● Task to carry out:
Reproduce the records below exactly, leaving out any pictures.
** Start of Record list **
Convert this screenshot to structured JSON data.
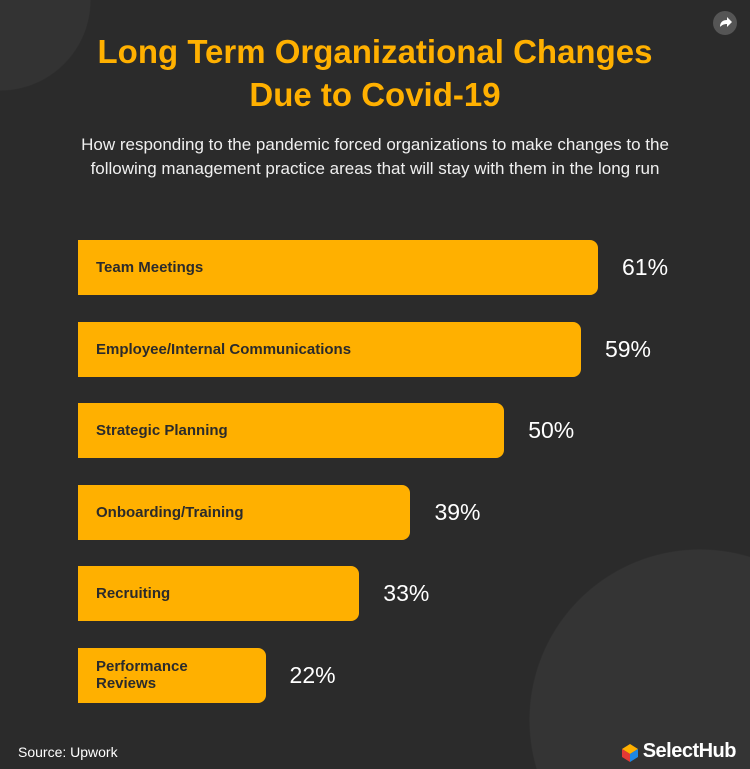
{
  "chart_data": {
    "type": "bar",
    "orientation": "horizontal",
    "title": "Long Term Organizational Changes Due to Covid-19",
    "subtitle": "How responding to the pandemic forced organizations to make changes to the following management practice areas that will stay with them in the long run",
    "categories": [
      "Team Meetings",
      "Employee/Internal Communications",
      "Strategic Planning",
      "Onboarding/Training",
      "Recruiting",
      "Performance Reviews"
    ],
    "values": [
      61,
      59,
      50,
      39,
      33,
      22
    ],
    "value_labels": [
      "61%",
      "59%",
      "50%",
      "39%",
      "33%",
      "22%"
    ],
    "color": "#ffb000"
  },
  "footer": {
    "source": "Source: Upwork",
    "brand": "SelectHub"
  }
}
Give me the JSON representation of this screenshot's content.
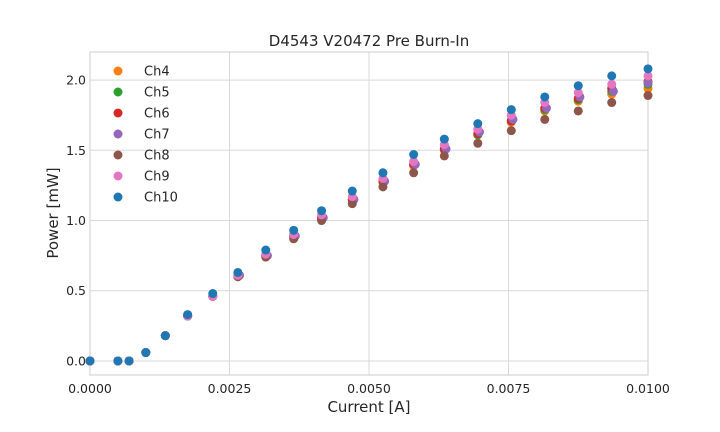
{
  "chart_data": {
    "type": "scatter",
    "title": "D4543 V20472 Pre Burn-In",
    "xlabel": "Current [A]",
    "ylabel": "Power [mW]",
    "xlim": [
      0,
      0.01
    ],
    "ylim": [
      -0.1,
      2.2
    ],
    "xticks": [
      0,
      0.0025,
      0.005,
      0.0075,
      0.01
    ],
    "xtick_labels": [
      "0.0000",
      "0.0025",
      "0.0050",
      "0.0075",
      "0.0100"
    ],
    "yticks": [
      0,
      0.5,
      1.0,
      1.5,
      2.0
    ],
    "ytick_labels": [
      "0.0",
      "0.5",
      "1.0",
      "1.5",
      "2.0"
    ],
    "grid": true,
    "legend_position": "top-left",
    "series": [
      {
        "name": "Ch4",
        "color": "#ff7f0e",
        "x": [
          0,
          0.0005,
          0.0007,
          0.001,
          0.00135,
          0.00175,
          0.0022,
          0.00265,
          0.00315,
          0.00365,
          0.00415,
          0.0047,
          0.00525,
          0.0058,
          0.00635,
          0.00695,
          0.00755,
          0.00815,
          0.00875,
          0.00935,
          0.01
        ],
        "y": [
          0,
          0,
          0,
          0.06,
          0.18,
          0.32,
          0.46,
          0.6,
          0.74,
          0.88,
          1.01,
          1.14,
          1.27,
          1.39,
          1.5,
          1.61,
          1.7,
          1.78,
          1.85,
          1.9,
          1.94
        ]
      },
      {
        "name": "Ch5",
        "color": "#2ca02c",
        "x": [
          0,
          0.0005,
          0.0007,
          0.001,
          0.00135,
          0.00175,
          0.0022,
          0.00265,
          0.00315,
          0.00365,
          0.00415,
          0.0047,
          0.00525,
          0.0058,
          0.00635,
          0.00695,
          0.00755,
          0.00815,
          0.00875,
          0.00935,
          0.01
        ],
        "y": [
          0,
          0,
          0,
          0.06,
          0.18,
          0.32,
          0.46,
          0.61,
          0.75,
          0.89,
          1.02,
          1.15,
          1.28,
          1.4,
          1.51,
          1.61,
          1.71,
          1.79,
          1.86,
          1.92,
          1.97
        ]
      },
      {
        "name": "Ch6",
        "color": "#d62728",
        "x": [
          0,
          0.0005,
          0.0007,
          0.001,
          0.00135,
          0.00175,
          0.0022,
          0.00265,
          0.00315,
          0.00365,
          0.00415,
          0.0047,
          0.00525,
          0.0058,
          0.00635,
          0.00695,
          0.00755,
          0.00815,
          0.00875,
          0.00935,
          0.01
        ],
        "y": [
          0,
          0,
          0,
          0.06,
          0.18,
          0.32,
          0.46,
          0.61,
          0.75,
          0.89,
          1.02,
          1.15,
          1.28,
          1.4,
          1.51,
          1.62,
          1.71,
          1.8,
          1.87,
          1.94,
          1.99
        ]
      },
      {
        "name": "Ch7",
        "color": "#9467bd",
        "x": [
          0,
          0.0005,
          0.0007,
          0.001,
          0.00135,
          0.00175,
          0.0022,
          0.00268,
          0.00318,
          0.00368,
          0.00418,
          0.00473,
          0.00528,
          0.00583,
          0.00638,
          0.00698,
          0.00758,
          0.00818,
          0.00878,
          0.00938,
          0.01
        ],
        "y": [
          0,
          0,
          0,
          0.06,
          0.18,
          0.32,
          0.46,
          0.61,
          0.75,
          0.89,
          1.02,
          1.15,
          1.28,
          1.4,
          1.51,
          1.63,
          1.72,
          1.8,
          1.88,
          1.92,
          1.98
        ]
      },
      {
        "name": "Ch8",
        "color": "#8c564b",
        "x": [
          0,
          0.0005,
          0.0007,
          0.001,
          0.00135,
          0.00175,
          0.0022,
          0.00265,
          0.00315,
          0.00365,
          0.00415,
          0.0047,
          0.00525,
          0.0058,
          0.00635,
          0.00695,
          0.00755,
          0.00815,
          0.00875,
          0.00935,
          0.01
        ],
        "y": [
          0,
          0,
          0,
          0.06,
          0.18,
          0.32,
          0.46,
          0.6,
          0.74,
          0.87,
          1.0,
          1.12,
          1.24,
          1.34,
          1.46,
          1.55,
          1.64,
          1.72,
          1.78,
          1.84,
          1.89
        ]
      },
      {
        "name": "Ch9",
        "color": "#e377c2",
        "x": [
          0,
          0.0005,
          0.0007,
          0.001,
          0.00135,
          0.00175,
          0.0022,
          0.00265,
          0.00315,
          0.00365,
          0.00415,
          0.0047,
          0.00525,
          0.0058,
          0.00635,
          0.00695,
          0.00755,
          0.00815,
          0.00875,
          0.00935,
          0.01
        ],
        "y": [
          0,
          0,
          0,
          0.06,
          0.18,
          0.32,
          0.46,
          0.61,
          0.76,
          0.9,
          1.04,
          1.17,
          1.3,
          1.42,
          1.54,
          1.65,
          1.75,
          1.84,
          1.91,
          1.97,
          2.03
        ]
      },
      {
        "name": "Ch10",
        "color": "#1f77b4",
        "x": [
          0,
          0.0005,
          0.0007,
          0.001,
          0.00135,
          0.00175,
          0.0022,
          0.00265,
          0.00315,
          0.00365,
          0.00415,
          0.0047,
          0.00525,
          0.0058,
          0.00635,
          0.00695,
          0.00755,
          0.00815,
          0.00875,
          0.00935,
          0.01
        ],
        "y": [
          0,
          0,
          0,
          0.06,
          0.18,
          0.33,
          0.48,
          0.63,
          0.79,
          0.93,
          1.07,
          1.21,
          1.34,
          1.47,
          1.58,
          1.69,
          1.79,
          1.88,
          1.96,
          2.03,
          2.08
        ]
      }
    ]
  }
}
** End of Record list **
● Final result:
Convert this screenshot to structured JSON data.
{
  "chart_data": {
    "type": "bar",
    "orientation": "horizontal",
    "title": "Long Term Organizational Changes Due to Covid-19",
    "subtitle": "How responding to the pandemic forced organizations to make changes to the following management practice areas that will stay with them in the long run",
    "categories": [
      "Team Meetings",
      "Employee/Internal Communications",
      "Strategic Planning",
      "Onboarding/Training",
      "Recruiting",
      "Performance Reviews"
    ],
    "values": [
      61,
      59,
      50,
      39,
      33,
      22
    ],
    "value_labels": [
      "61%",
      "59%",
      "50%",
      "39%",
      "33%",
      "22%"
    ],
    "color": "#ffb000"
  },
  "footer": {
    "source": "Source: Upwork",
    "brand": "SelectHub"
  }
}
Give me the JSON representation of this screenshot's content.
{
  "chart_data": {
    "type": "scatter",
    "title": "D4543 V20472 Pre Burn-In",
    "xlabel": "Current [A]",
    "ylabel": "Power [mW]",
    "xlim": [
      0,
      0.01
    ],
    "ylim": [
      -0.1,
      2.2
    ],
    "xticks": [
      0,
      0.0025,
      0.005,
      0.0075,
      0.01
    ],
    "xtick_labels": [
      "0.0000",
      "0.0025",
      "0.0050",
      "0.0075",
      "0.0100"
    ],
    "yticks": [
      0,
      0.5,
      1.0,
      1.5,
      2.0
    ],
    "ytick_labels": [
      "0.0",
      "0.5",
      "1.0",
      "1.5",
      "2.0"
    ],
    "grid": true,
    "legend_position": "top-left",
    "series": [
      {
        "name": "Ch4",
        "color": "#ff7f0e",
        "x": [
          0,
          0.0005,
          0.0007,
          0.001,
          0.00135,
          0.00175,
          0.0022,
          0.00265,
          0.00315,
          0.00365,
          0.00415,
          0.0047,
          0.00525,
          0.0058,
          0.00635,
          0.00695,
          0.00755,
          0.00815,
          0.00875,
          0.00935,
          0.01
        ],
        "y": [
          0,
          0,
          0,
          0.06,
          0.18,
          0.32,
          0.46,
          0.6,
          0.74,
          0.88,
          1.01,
          1.14,
          1.27,
          1.39,
          1.5,
          1.61,
          1.7,
          1.78,
          1.85,
          1.9,
          1.94
        ]
      },
      {
        "name": "Ch5",
        "color": "#2ca02c",
        "x": [
          0,
          0.0005,
          0.0007,
          0.001,
          0.00135,
          0.00175,
          0.0022,
          0.00265,
          0.00315,
          0.00365,
          0.00415,
          0.0047,
          0.00525,
          0.0058,
          0.00635,
          0.00695,
          0.00755,
          0.00815,
          0.00875,
          0.00935,
          0.01
        ],
        "y": [
          0,
          0,
          0,
          0.06,
          0.18,
          0.32,
          0.46,
          0.61,
          0.75,
          0.89,
          1.02,
          1.15,
          1.28,
          1.4,
          1.51,
          1.61,
          1.71,
          1.79,
          1.86,
          1.92,
          1.97
        ]
      },
      {
        "name": "Ch6",
        "color": "#d62728",
        "x": [
          0,
          0.0005,
          0.0007,
          0.001,
          0.00135,
          0.00175,
          0.0022,
          0.00265,
          0.00315,
          0.00365,
          0.00415,
          0.0047,
          0.00525,
          0.0058,
          0.00635,
          0.00695,
          0.00755,
          0.00815,
          0.00875,
          0.00935,
          0.01
        ],
        "y": [
          0,
          0,
          0,
          0.06,
          0.18,
          0.32,
          0.46,
          0.61,
          0.75,
          0.89,
          1.02,
          1.15,
          1.28,
          1.4,
          1.51,
          1.62,
          1.71,
          1.8,
          1.87,
          1.94,
          1.99
        ]
      },
      {
        "name": "Ch7",
        "color": "#9467bd",
        "x": [
          0,
          0.0005,
          0.0007,
          0.001,
          0.00135,
          0.00175,
          0.0022,
          0.00268,
          0.00318,
          0.00368,
          0.00418,
          0.00473,
          0.00528,
          0.00583,
          0.00638,
          0.00698,
          0.00758,
          0.00818,
          0.00878,
          0.00938,
          0.01
        ],
        "y": [
          0,
          0,
          0,
          0.06,
          0.18,
          0.32,
          0.46,
          0.61,
          0.75,
          0.89,
          1.02,
          1.15,
          1.28,
          1.4,
          1.51,
          1.63,
          1.72,
          1.8,
          1.88,
          1.92,
          1.98
        ]
      },
      {
        "name": "Ch8",
        "color": "#8c564b",
        "x": [
          0,
          0.0005,
          0.0007,
          0.001,
          0.00135,
          0.00175,
          0.0022,
          0.00265,
          0.00315,
          0.00365,
          0.00415,
          0.0047,
          0.00525,
          0.0058,
          0.00635,
          0.00695,
          0.00755,
          0.00815,
          0.00875,
          0.00935,
          0.01
        ],
        "y": [
          0,
          0,
          0,
          0.06,
          0.18,
          0.32,
          0.46,
          0.6,
          0.74,
          0.87,
          1.0,
          1.12,
          1.24,
          1.34,
          1.46,
          1.55,
          1.64,
          1.72,
          1.78,
          1.84,
          1.89
        ]
      },
      {
        "name": "Ch9",
        "color": "#e377c2",
        "x": [
          0,
          0.0005,
          0.0007,
          0.001,
          0.00135,
          0.00175,
          0.0022,
          0.00265,
          0.00315,
          0.00365,
          0.00415,
          0.0047,
          0.00525,
          0.0058,
          0.00635,
          0.00695,
          0.00755,
          0.00815,
          0.00875,
          0.00935,
          0.01
        ],
        "y": [
          0,
          0,
          0,
          0.06,
          0.18,
          0.32,
          0.46,
          0.61,
          0.76,
          0.9,
          1.04,
          1.17,
          1.3,
          1.42,
          1.54,
          1.65,
          1.75,
          1.84,
          1.91,
          1.97,
          2.03
        ]
      },
      {
        "name": "Ch10",
        "color": "#1f77b4",
        "x": [
          0,
          0.0005,
          0.0007,
          0.001,
          0.00135,
          0.00175,
          0.0022,
          0.00265,
          0.00315,
          0.00365,
          0.00415,
          0.0047,
          0.00525,
          0.0058,
          0.00635,
          0.00695,
          0.00755,
          0.00815,
          0.00875,
          0.00935,
          0.01
        ],
        "y": [
          0,
          0,
          0,
          0.06,
          0.18,
          0.33,
          0.48,
          0.63,
          0.79,
          0.93,
          1.07,
          1.21,
          1.34,
          1.47,
          1.58,
          1.69,
          1.79,
          1.88,
          1.96,
          2.03,
          2.08
        ]
      }
    ]
  }
}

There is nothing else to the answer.